Sirvan de acicate las credenciales del autor. Miguel Ángel Asturias (1899-1974), educado en París, sirvió como diplomático a su país, Guatemala, simultaneando dicha tarea con el estudio concienzudo de los mitos y la cultura mayas, cuya imaginería aleó con fuertes influencias del movimiento surrealista. La versión literaria de tal mixtura iba a convertirlo en precursor del realismo mágico latinoamericano, en obras como Leyendas de Guatemala (1930), El señor presidente (1946) y Hombres de maíz (1949). Pero nada hay en las fabulaciones de Asturias que sea simple esteticismo o sola voluntad de entretener; nítidamente identificado con posiciones de izquierda, su pluma hizo de lo quimérico una alegoría, cargada siempre de denuncia, acerca de la situación política y social guatemalteca. En 1967 recibió el premio Nobel de Literatura.

*Tarea asignada A:*
Por favor, transcribe literalmente el pasaje del texto sobre Miguel Ángel Asturias que comienza en "Sirvan de acicate" y termina en "Nobel de Literatura.".
El texto y los registros no guardan ninguna relación entre sí.

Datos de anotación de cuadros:
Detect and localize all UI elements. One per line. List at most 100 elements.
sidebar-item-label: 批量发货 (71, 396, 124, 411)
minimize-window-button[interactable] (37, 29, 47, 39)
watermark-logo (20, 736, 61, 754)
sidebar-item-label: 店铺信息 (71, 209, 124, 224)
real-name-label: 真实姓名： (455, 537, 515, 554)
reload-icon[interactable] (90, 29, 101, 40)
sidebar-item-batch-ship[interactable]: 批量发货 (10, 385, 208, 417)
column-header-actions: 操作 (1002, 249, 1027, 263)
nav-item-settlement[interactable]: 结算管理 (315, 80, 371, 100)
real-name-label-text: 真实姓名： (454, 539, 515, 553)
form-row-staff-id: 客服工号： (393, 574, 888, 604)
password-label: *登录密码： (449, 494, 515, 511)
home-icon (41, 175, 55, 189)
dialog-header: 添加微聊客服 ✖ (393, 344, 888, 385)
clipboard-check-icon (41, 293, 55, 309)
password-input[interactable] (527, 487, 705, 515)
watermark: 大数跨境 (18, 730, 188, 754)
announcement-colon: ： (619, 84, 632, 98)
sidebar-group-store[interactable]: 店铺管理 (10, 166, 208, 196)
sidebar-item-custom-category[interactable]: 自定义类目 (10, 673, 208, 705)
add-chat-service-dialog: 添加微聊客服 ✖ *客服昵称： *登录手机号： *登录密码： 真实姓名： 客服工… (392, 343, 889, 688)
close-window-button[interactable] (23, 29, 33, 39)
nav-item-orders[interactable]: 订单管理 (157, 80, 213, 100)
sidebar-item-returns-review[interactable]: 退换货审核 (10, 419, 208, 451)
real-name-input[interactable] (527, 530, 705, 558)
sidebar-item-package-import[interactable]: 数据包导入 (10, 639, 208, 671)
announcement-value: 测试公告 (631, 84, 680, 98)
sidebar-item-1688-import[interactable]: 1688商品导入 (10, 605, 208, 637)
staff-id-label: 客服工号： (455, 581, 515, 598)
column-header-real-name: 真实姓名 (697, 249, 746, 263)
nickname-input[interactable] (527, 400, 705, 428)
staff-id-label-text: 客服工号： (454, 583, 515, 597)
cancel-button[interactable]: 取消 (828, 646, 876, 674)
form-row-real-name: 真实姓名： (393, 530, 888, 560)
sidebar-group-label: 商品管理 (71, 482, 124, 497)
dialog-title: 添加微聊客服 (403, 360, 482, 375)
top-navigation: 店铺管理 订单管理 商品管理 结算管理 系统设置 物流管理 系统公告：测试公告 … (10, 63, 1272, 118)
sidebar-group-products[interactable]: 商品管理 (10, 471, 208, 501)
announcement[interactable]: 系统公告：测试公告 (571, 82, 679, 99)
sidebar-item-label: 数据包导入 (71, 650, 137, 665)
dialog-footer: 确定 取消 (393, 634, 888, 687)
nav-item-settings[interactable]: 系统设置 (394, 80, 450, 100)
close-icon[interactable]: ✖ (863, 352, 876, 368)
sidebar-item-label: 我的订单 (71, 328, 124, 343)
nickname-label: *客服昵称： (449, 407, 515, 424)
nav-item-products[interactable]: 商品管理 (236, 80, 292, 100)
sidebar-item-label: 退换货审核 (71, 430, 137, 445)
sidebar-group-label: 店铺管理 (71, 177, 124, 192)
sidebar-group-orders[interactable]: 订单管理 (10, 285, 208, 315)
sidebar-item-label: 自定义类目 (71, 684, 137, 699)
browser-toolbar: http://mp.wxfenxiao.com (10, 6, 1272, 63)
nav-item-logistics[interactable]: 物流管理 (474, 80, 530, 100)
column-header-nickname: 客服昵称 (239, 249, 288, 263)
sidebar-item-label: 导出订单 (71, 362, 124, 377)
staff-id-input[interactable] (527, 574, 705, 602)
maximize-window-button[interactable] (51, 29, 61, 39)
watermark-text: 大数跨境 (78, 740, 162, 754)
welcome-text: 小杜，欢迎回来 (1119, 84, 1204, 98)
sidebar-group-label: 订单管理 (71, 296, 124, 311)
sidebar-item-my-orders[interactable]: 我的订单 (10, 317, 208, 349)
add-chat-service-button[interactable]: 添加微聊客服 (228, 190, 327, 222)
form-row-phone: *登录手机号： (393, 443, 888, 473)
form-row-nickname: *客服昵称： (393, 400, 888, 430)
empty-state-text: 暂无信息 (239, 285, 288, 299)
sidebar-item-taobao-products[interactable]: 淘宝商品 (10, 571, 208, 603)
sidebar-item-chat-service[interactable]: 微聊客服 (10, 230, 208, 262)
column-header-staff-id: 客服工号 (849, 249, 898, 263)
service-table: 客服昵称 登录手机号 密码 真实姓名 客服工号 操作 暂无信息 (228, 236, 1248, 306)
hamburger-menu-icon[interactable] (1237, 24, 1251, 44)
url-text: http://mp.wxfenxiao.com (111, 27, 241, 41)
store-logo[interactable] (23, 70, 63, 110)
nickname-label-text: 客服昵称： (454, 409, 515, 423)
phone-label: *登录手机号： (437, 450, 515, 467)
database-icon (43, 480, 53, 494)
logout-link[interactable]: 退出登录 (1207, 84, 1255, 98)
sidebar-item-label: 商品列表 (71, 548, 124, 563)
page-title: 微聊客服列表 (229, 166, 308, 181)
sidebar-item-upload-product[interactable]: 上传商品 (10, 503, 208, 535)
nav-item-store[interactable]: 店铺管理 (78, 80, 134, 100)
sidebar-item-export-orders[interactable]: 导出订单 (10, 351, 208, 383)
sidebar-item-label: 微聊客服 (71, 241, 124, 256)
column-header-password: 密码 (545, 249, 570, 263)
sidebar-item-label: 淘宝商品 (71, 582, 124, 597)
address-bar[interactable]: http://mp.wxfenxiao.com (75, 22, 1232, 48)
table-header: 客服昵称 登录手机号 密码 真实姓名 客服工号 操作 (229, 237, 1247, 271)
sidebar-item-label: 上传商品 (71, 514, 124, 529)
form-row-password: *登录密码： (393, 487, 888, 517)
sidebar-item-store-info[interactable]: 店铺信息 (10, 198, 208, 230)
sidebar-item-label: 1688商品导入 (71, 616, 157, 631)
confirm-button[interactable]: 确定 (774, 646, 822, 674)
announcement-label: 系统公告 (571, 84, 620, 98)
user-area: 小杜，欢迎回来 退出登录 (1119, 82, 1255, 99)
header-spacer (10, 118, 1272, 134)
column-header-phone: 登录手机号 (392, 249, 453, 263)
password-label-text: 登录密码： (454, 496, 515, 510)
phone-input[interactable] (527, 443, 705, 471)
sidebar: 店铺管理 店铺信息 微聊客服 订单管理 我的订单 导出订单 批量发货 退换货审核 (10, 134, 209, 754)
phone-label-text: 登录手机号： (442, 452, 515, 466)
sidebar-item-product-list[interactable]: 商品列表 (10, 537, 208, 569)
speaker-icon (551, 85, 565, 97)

*Tarea asignada B:*
Dispón como tabla Markdown, con las columnas «Núm» y «Contenido», las líneas de los registros que van desde su comienzo hasta la línea que contiene "top-navigation: 店铺管理 订单管理", ambas incluidas. Omite las líneas en blanco.

*Respuesta del ejercicio A:*
Sirvan de acicate las credenciales del autor. Miguel Ángel Asturias (1899-1974), educado en París, sirvió como diplomático a su país, Guatemala, simultaneando dicha tarea con el estudio concienzudo de los mitos y la cultura mayas, cuya imaginería aleó con fuertes influencias del movimiento surrealista. La versión literaria de tal mixtura iba a convertirlo en precursor del realismo mágico latinoamericano, en obras como Leyendas de Guatemala (1930), El señor presidente (1946) y Hombres de maíz (1949). Pero nada hay en las fabulaciones de Asturias que sea simple esteticismo o sola voluntad de entretener; nítidamente identificado con posiciones de izquierda, su pluma hizo de lo quimérico una alegoría, cargada siempre de denuncia, acerca de la situación política y social guatemalteca. En 1967 recibió el premio Nobel de Literatura.

*Respuesta del ejercicio B:*
| Núm | Contenido |
|---|---|
| 1 | Detect and localize all UI elements. One per line. List at most 100 elements. |
| 2 | sidebar-item-label: 批量发货 (71, 396, 124, 411) |
| 3 | minimize-window-button[interactable] (37, 29, 47, 39) |
| 4 | watermark-logo (20, 736, 61, 754) |
| 5 | sidebar-item-label: 店铺信息 (71, 209, 124, 224) |
| 6 | real-name-label: 真实姓名： (455, 537, 515, 554) |
| 7 | reload-icon[interactable] (90, 29, 101, 40) |
| 8 | sidebar-item-batch-ship[interactable]: 批量发货 (10, 385, 208, 417) |
| 9 | column-header-actions: 操作 (1002, 249, 1027, 263) |
| 10 | nav-item-settlement[interactable]: 结算管理 (315, 80, 371, 100) |
| 11 | real-name-label-text: 真实姓名： (454, 539, 515, 553) |
| 12 | form-row-staff-id: 客服工号： (393, 574, 888, 604) |
| 13 | password-label: *登录密码： (449, 494, 515, 511) |
| 14 | home-icon (41, 175, 55, 189) |
| 15 | dialog-header: 添加微聊客服 ✖ (393, 344, 888, 385) |
| 16 | clipboard-check-icon (41, 293, 55, 309) |
| 17 | password-input[interactable] (527, 487, 705, 515) |
| 18 | watermark: 大数跨境 (18, 730, 188, 754) |
| 19 | announcement-colon: ： (619, 84, 632, 98) |
| 20 | sidebar-group-store[interactable]: 店铺管理 (10, 166, 208, 196) |
| 21 | sidebar-item-custom-category[interactable]: 自定义类目 (10, 673, 208, 705) |
| 22 | add-chat-service-dialog: 添加微聊客服 ✖ *客服昵称： *登录手机号： *登录密码： 真实姓名： 客服工… (392, 343, 889, 688) |
| 23 | close-window-button[interactable] (23, 29, 33, 39) |
| 24 | nav-item-orders[interactable]: 订单管理 (157, 80, 213, 100) |
| 25 | sidebar-item-returns-review[interactable]: 退换货审核 (10, 419, 208, 451) |
| 26 | real-name-input[interactable] (527, 530, 705, 558) |
| 27 | sidebar-item-package-import[interactable]: 数据包导入 (10, 639, 208, 671) |
| 28 | announcement-value: 测试公告 (631, 84, 680, 98) |
| 29 | sidebar-item-1688-import[interactable]: 1688商品导入 (10, 605, 208, 637) |
| 30 | staff-id-label: 客服工号： (455, 581, 515, 598) |
| 31 | column-header-real-name: 真实姓名 (697, 249, 746, 263) |
| 32 | nickname-input[interactable] (527, 400, 705, 428) |
| 33 | staff-id-label-text: 客服工号： (454, 583, 515, 597) |
| 34 | cancel-button[interactable]: 取消 (828, 646, 876, 674) |
| 35 | form-row-real-name: 真实姓名： (393, 530, 888, 560) |
| 36 | sidebar-group-label: 商品管理 (71, 482, 124, 497) |
| 37 | dialog-title: 添加微聊客服 (403, 360, 482, 375) |
| 38 | top-navigation: 店铺管理 订单管理 商品管理 结算管理 系统设置 物流管理 系统公告：测试公告 … (10, 63, 1272, 118) |